▶ **Extracted data entries**
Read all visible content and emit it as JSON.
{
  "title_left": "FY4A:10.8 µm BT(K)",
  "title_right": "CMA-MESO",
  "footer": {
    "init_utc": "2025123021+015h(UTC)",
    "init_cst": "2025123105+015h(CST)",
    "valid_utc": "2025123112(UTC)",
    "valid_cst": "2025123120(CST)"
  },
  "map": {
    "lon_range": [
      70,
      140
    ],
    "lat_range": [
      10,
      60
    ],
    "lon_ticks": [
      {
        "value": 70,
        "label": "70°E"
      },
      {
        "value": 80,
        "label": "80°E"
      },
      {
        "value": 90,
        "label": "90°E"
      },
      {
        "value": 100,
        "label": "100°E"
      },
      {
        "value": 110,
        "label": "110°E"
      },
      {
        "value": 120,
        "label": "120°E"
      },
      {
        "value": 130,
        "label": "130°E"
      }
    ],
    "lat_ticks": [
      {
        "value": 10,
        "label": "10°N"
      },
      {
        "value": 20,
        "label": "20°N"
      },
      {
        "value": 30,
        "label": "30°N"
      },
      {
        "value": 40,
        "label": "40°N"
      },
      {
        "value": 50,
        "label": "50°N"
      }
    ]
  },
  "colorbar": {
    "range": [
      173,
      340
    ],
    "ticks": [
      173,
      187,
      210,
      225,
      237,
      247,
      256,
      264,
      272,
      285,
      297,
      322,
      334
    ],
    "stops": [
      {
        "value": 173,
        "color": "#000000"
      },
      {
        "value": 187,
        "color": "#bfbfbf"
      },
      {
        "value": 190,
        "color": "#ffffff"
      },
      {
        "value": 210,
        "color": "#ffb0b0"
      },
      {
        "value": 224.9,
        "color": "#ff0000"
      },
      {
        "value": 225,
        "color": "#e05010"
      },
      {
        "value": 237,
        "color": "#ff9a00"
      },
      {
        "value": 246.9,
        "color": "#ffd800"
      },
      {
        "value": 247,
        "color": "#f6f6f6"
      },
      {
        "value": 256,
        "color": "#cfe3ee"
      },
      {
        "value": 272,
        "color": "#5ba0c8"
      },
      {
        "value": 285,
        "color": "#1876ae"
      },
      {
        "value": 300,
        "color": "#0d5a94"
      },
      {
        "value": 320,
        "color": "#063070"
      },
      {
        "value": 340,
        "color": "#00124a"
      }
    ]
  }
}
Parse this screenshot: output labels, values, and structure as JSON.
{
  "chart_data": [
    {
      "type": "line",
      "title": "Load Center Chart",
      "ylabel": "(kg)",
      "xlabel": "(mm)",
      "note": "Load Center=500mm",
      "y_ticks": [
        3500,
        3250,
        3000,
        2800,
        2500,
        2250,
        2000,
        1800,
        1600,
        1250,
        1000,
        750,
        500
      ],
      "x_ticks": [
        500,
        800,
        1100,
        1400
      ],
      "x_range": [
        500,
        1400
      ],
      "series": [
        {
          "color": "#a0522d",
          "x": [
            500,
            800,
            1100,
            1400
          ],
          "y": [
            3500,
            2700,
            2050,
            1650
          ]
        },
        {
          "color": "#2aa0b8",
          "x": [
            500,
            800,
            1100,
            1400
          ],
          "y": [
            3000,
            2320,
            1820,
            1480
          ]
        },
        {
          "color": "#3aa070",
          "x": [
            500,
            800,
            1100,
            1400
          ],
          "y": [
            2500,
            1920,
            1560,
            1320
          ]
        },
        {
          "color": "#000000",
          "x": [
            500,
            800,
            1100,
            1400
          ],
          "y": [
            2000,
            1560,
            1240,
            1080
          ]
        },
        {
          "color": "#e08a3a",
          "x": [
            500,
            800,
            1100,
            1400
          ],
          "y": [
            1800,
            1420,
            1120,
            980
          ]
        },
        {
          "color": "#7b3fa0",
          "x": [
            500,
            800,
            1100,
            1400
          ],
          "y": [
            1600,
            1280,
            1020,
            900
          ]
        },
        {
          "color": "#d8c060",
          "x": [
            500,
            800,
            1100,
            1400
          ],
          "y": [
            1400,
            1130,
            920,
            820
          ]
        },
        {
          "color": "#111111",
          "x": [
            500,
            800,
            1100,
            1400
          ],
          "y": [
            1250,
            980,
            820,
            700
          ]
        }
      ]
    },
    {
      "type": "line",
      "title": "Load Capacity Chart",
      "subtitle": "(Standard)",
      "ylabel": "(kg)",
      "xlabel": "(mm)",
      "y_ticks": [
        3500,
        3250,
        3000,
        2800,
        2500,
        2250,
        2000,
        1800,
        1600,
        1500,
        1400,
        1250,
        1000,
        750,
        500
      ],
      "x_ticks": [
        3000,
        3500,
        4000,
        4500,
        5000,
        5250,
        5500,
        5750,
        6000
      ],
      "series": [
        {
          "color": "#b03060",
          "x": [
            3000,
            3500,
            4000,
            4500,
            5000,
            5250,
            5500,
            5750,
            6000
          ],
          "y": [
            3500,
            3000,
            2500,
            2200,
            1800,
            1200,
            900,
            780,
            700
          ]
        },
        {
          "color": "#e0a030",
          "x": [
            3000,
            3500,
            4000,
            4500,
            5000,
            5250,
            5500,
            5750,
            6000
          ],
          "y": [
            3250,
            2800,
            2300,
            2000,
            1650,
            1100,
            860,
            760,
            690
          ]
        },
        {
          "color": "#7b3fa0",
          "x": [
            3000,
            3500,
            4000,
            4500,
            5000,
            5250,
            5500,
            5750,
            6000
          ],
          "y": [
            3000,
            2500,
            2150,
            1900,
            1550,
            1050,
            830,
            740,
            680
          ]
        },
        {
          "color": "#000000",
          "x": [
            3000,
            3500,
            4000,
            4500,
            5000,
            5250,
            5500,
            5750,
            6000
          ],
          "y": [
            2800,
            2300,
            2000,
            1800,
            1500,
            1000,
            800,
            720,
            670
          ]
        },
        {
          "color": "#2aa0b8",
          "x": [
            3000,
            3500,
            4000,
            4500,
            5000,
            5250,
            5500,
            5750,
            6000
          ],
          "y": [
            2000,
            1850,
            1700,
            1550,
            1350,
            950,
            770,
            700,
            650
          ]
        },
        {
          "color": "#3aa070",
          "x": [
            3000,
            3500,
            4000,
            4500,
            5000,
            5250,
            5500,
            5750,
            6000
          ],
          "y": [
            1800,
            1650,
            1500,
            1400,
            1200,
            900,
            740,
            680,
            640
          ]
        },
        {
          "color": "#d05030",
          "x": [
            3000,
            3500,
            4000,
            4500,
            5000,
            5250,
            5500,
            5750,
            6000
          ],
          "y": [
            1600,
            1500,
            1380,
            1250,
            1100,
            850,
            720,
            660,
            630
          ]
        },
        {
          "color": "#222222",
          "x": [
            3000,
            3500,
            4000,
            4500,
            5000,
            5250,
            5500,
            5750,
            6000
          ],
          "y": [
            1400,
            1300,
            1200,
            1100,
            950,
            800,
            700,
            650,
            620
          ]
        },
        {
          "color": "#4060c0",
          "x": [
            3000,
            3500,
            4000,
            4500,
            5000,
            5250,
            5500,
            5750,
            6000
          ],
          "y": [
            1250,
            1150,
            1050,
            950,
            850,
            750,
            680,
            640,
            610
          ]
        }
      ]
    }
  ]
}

▶ **Exercise**
Give back all the data exactly as written.

▶ **Exercise solution**
Read all visible content and emit it as JSON.
{
  "title_left": "FY4A:10.8 µm BT(K)",
  "title_right": "CMA-MESO",
  "footer": {
    "init_utc": "2025123021+015h(UTC)",
    "init_cst": "2025123105+015h(CST)",
    "valid_utc": "2025123112(UTC)",
    "valid_cst": "2025123120(CST)"
  },
  "map": {
    "lon_range": [
      70,
      140
    ],
    "lat_range": [
      10,
      60
    ],
    "lon_ticks": [
      {
        "value": 70,
        "label": "70°E"
      },
      {
        "value": 80,
        "label": "80°E"
      },
      {
        "value": 90,
        "label": "90°E"
      },
      {
        "value": 100,
        "label": "100°E"
      },
      {
        "value": 110,
        "label": "110°E"
      },
      {
        "value": 120,
        "label": "120°E"
      },
      {
        "value": 130,
        "label": "130°E"
      }
    ],
    "lat_ticks": [
      {
        "value": 10,
        "label": "10°N"
      },
      {
        "value": 20,
        "label": "20°N"
      },
      {
        "value": 30,
        "label": "30°N"
      },
      {
        "value": 40,
        "label": "40°N"
      },
      {
        "value": 50,
        "label": "50°N"
      }
    ]
  },
  "colorbar": {
    "range": [
      173,
      340
    ],
    "ticks": [
      173,
      187,
      210,
      225,
      237,
      247,
      256,
      264,
      272,
      285,
      297,
      322,
      334
    ],
    "stops": [
      {
        "value": 173,
        "color": "#000000"
      },
      {
        "value": 187,
        "color": "#bfbfbf"
      },
      {
        "value": 190,
        "color": "#ffffff"
      },
      {
        "value": 210,
        "color": "#ffb0b0"
      },
      {
        "value": 224.9,
        "color": "#ff0000"
      },
      {
        "value": 225,
        "color": "#e05010"
      },
      {
        "value": 237,
        "color": "#ff9a00"
      },
      {
        "value": 246.9,
        "color": "#ffd800"
      },
      {
        "value": 247,
        "color": "#f6f6f6"
      },
      {
        "value": 256,
        "color": "#cfe3ee"
      },
      {
        "value": 272,
        "color": "#5ba0c8"
      },
      {
        "value": 285,
        "color": "#1876ae"
      },
      {
        "value": 300,
        "color": "#0d5a94"
      },
      {
        "value": 320,
        "color": "#063070"
      },
      {
        "value": 340,
        "color": "#00124a"
      }
    ]
  }
}
Parse this screenshot: output labels, values, and structure as JSON.
{
  "chart_data": [
    {
      "type": "line",
      "title": "Load Center Chart",
      "ylabel": "(kg)",
      "xlabel": "(mm)",
      "note": "Load Center=500mm",
      "y_ticks": [
        3500,
        3250,
        3000,
        2800,
        2500,
        2250,
        2000,
        1800,
        1600,
        1250,
        1000,
        750,
        500
      ],
      "x_ticks": [
        500,
        800,
        1100,
        1400
      ],
      "x_range": [
        500,
        1400
      ],
      "series": [
        {
          "color": "#a0522d",
          "x": [
            500,
            800,
            1100,
            1400
          ],
          "y": [
            3500,
            2700,
            2050,
            1650
          ]
        },
        {
          "color": "#2aa0b8",
          "x": [
            500,
            800,
            1100,
            1400
          ],
          "y": [
            3000,
            2320,
            1820,
            1480
          ]
        },
        {
          "color": "#3aa070",
          "x": [
            500,
            800,
            1100,
            1400
          ],
          "y": [
            2500,
            1920,
            1560,
            1320
          ]
        },
        {
          "color": "#000000",
          "x": [
            500,
            800,
            1100,
            1400
          ],
          "y": [
            2000,
            1560,
            1240,
            1080
          ]
        },
        {
          "color": "#e08a3a",
          "x": [
            500,
            800,
            1100,
            1400
          ],
          "y": [
            1800,
            1420,
            1120,
            980
          ]
        },
        {
          "color": "#7b3fa0",
          "x": [
            500,
            800,
            1100,
            1400
          ],
          "y": [
            1600,
            1280,
            1020,
            900
          ]
        },
        {
          "color": "#d8c060",
          "x": [
            500,
            800,
            1100,
            1400
          ],
          "y": [
            1400,
            1130,
            920,
            820
          ]
        },
        {
          "color": "#111111",
          "x": [
            500,
            800,
            1100,
            1400
          ],
          "y": [
            1250,
            980,
            820,
            700
          ]
        }
      ]
    },
    {
      "type": "line",
      "title": "Load Capacity Chart",
      "subtitle": "(Standard)",
      "ylabel": "(kg)",
      "xlabel": "(mm)",
      "y_ticks": [
        3500,
        3250,
        3000,
        2800,
        2500,
        2250,
        2000,
        1800,
        1600,
        1500,
        1400,
        1250,
        1000,
        750,
        500
      ],
      "x_ticks": [
        3000,
        3500,
        4000,
        4500,
        5000,
        5250,
        5500,
        5750,
        6000
      ],
      "series": [
        {
          "color": "#b03060",
          "x": [
            3000,
            3500,
            4000,
            4500,
            5000,
            5250,
            5500,
            5750,
            6000
          ],
          "y": [
            3500,
            3000,
            2500,
            2200,
            1800,
            1200,
            900,
            780,
            700
          ]
        },
        {
          "color": "#e0a030",
          "x": [
            3000,
            3500,
            4000,
            4500,
            5000,
            5250,
            5500,
            5750,
            6000
          ],
          "y": [
            3250,
            2800,
            2300,
            2000,
            1650,
            1100,
            860,
            760,
            690
          ]
        },
        {
          "color": "#7b3fa0",
          "x": [
            3000,
            3500,
            4000,
            4500,
            5000,
            5250,
            5500,
            5750,
            6000
          ],
          "y": [
            3000,
            2500,
            2150,
            1900,
            1550,
            1050,
            830,
            740,
            680
          ]
        },
        {
          "color": "#000000",
          "x": [
            3000,
            3500,
            4000,
            4500,
            5000,
            5250,
            5500,
            5750,
            6000
          ],
          "y": [
            2800,
            2300,
            2000,
            1800,
            1500,
            1000,
            800,
            720,
            670
          ]
        },
        {
          "color": "#2aa0b8",
          "x": [
            3000,
            3500,
            4000,
            4500,
            5000,
            5250,
            5500,
            5750,
            6000
          ],
          "y": [
            2000,
            1850,
            1700,
            1550,
            1350,
            950,
            770,
            700,
            650
          ]
        },
        {
          "color": "#3aa070",
          "x": [
            3000,
            3500,
            4000,
            4500,
            5000,
            5250,
            5500,
            5750,
            6000
          ],
          "y": [
            1800,
            1650,
            1500,
            1400,
            1200,
            900,
            740,
            680,
            640
          ]
        },
        {
          "color": "#d05030",
          "x": [
            3000,
            3500,
            4000,
            4500,
            5000,
            5250,
            5500,
            5750,
            6000
          ],
          "y": [
            1600,
            1500,
            1380,
            1250,
            1100,
            850,
            720,
            660,
            630
          ]
        },
        {
          "color": "#222222",
          "x": [
            3000,
            3500,
            4000,
            4500,
            5000,
            5250,
            5500,
            5750,
            6000
          ],
          "y": [
            1400,
            1300,
            1200,
            1100,
            950,
            800,
            700,
            650,
            620
          ]
        },
        {
          "color": "#4060c0",
          "x": [
            3000,
            3500,
            4000,
            4500,
            5000,
            5250,
            5500,
            5750,
            6000
          ],
          "y": [
            1250,
            1150,
            1050,
            950,
            850,
            750,
            680,
            640,
            610
          ]
        }
      ]
    }
  ]
}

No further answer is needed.